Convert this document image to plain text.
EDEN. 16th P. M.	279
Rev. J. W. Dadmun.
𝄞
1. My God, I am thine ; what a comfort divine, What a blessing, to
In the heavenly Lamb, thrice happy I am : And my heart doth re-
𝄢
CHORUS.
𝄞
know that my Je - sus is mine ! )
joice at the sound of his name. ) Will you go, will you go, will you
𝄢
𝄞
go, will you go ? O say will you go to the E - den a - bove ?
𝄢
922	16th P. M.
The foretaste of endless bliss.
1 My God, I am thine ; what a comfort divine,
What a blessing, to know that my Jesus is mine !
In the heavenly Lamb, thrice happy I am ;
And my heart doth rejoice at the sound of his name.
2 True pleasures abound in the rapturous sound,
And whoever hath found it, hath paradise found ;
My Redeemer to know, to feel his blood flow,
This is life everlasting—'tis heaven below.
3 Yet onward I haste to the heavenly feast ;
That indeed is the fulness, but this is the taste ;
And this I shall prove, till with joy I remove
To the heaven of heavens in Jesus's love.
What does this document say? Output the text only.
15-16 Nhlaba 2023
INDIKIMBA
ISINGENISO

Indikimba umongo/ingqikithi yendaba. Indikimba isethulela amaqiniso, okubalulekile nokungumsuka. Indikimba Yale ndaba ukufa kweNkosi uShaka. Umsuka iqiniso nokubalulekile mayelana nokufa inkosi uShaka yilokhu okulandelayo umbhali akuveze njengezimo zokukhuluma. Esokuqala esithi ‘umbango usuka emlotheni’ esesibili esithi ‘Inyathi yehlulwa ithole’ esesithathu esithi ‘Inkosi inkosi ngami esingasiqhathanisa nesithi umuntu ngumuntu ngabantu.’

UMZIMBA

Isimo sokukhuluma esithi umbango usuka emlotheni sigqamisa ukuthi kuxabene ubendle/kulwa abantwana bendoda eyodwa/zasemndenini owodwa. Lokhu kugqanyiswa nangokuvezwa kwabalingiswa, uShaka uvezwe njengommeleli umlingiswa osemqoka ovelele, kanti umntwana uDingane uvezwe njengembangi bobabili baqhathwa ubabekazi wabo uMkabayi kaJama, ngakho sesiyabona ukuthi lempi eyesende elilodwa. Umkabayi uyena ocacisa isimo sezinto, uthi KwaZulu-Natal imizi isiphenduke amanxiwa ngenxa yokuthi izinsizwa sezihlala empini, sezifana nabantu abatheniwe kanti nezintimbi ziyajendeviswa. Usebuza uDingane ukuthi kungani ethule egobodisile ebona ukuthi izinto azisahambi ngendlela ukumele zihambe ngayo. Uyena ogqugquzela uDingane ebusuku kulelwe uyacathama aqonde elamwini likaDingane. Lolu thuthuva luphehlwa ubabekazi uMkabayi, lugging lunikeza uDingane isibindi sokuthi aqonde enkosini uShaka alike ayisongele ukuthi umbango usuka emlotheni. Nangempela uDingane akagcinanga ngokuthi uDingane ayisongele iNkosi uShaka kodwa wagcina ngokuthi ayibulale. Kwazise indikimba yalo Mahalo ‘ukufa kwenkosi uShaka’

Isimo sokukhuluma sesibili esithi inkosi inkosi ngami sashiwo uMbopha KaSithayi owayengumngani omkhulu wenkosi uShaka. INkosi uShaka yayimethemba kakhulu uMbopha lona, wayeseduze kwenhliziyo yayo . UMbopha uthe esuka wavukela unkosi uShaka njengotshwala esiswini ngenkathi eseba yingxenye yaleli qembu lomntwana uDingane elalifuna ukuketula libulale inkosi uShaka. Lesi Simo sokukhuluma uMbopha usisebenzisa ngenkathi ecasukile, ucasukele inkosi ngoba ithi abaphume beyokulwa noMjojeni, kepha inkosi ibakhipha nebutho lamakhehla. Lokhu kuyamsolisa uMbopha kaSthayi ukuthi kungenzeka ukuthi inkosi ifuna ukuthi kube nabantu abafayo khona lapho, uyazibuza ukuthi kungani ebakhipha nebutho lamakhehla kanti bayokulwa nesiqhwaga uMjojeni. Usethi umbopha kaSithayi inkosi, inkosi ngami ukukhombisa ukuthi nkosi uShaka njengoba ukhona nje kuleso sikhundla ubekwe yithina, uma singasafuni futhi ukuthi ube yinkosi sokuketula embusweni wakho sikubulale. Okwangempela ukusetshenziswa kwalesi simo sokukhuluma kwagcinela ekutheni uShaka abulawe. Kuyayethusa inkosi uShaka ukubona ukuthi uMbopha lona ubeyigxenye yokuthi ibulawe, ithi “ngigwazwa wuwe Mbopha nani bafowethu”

> [Problem details]
Where a line of the entries contains the word "doth", copy that line.

> [Answer for this exercise]
In the heavenly Lamb, thrice happy I am : And my heart doth re-
And my heart doth rejoice at the sound of his name.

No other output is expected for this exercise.